### REQUIREMENTS
Would you return all of this data exactly, leaving nothing out?

....

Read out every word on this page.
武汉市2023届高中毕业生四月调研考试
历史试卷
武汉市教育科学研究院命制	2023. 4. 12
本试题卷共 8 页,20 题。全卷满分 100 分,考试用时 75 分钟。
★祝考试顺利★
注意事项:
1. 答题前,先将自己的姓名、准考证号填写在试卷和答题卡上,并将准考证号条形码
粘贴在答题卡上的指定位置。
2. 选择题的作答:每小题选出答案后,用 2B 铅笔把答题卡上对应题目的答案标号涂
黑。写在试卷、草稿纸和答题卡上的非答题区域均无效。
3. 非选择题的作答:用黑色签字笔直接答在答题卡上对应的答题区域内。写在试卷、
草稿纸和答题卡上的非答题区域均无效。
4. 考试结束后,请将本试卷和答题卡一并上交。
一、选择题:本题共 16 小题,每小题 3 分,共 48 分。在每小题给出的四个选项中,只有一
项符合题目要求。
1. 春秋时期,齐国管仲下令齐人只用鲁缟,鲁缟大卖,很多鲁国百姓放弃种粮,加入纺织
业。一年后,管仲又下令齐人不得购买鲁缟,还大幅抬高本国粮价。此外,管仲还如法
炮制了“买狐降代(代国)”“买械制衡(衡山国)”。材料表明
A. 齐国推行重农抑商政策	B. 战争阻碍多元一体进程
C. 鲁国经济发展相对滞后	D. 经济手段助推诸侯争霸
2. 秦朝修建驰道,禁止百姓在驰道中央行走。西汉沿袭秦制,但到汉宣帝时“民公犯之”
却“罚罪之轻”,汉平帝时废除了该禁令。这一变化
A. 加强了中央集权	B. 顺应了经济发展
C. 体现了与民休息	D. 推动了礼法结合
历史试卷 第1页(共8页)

....

### SOLUTION
Read out every word on this page.
武汉市2023届高中毕业生四月调研考试
历史试卷
武汉市教育科学研究院命制	2023. 4. 12
本试题卷共 8 页,20 题。全卷满分 100 分,考试用时 75 分钟。
★祝考试顺利★
注意事项:
1. 答题前,先将自己的姓名、准考证号填写在试卷和答题卡上,并将准考证号条形码
粘贴在答题卡上的指定位置。
2. 选择题的作答:每小题选出答案后,用 2B 铅笔把答题卡上对应题目的答案标号涂
黑。写在试卷、草稿纸和答题卡上的非答题区域均无效。
3. 非选择题的作答:用黑色签字笔直接答在答题卡上对应的答题区域内。写在试卷、
草稿纸和答题卡上的非答题区域均无效。
4. 考试结束后,请将本试卷和答题卡一并上交。
一、选择题:本题共 16 小题,每小题 3 分,共 48 分。在每小题给出的四个选项中,只有一
项符合题目要求。
1. 春秋时期,齐国管仲下令齐人只用鲁缟,鲁缟大卖,很多鲁国百姓放弃种粮,加入纺织
业。一年后,管仲又下令齐人不得购买鲁缟,还大幅抬高本国粮价。此外,管仲还如法
炮制了“买狐降代(代国)”“买械制衡(衡山国)”。材料表明
A. 齐国推行重农抑商政策	B. 战争阻碍多元一体进程
C. 鲁国经济发展相对滞后	D. 经济手段助推诸侯争霸
2. 秦朝修建驰道,禁止百姓在驰道中央行走。西汉沿袭秦制,但到汉宣帝时“民公犯之”
却“罚罪之轻”,汉平帝时废除了该禁令。这一变化
A. 加强了中央集权	B. 顺应了经济发展
C. 体现了与民休息	D. 推动了礼法结合
历史试卷 第1页(共8页)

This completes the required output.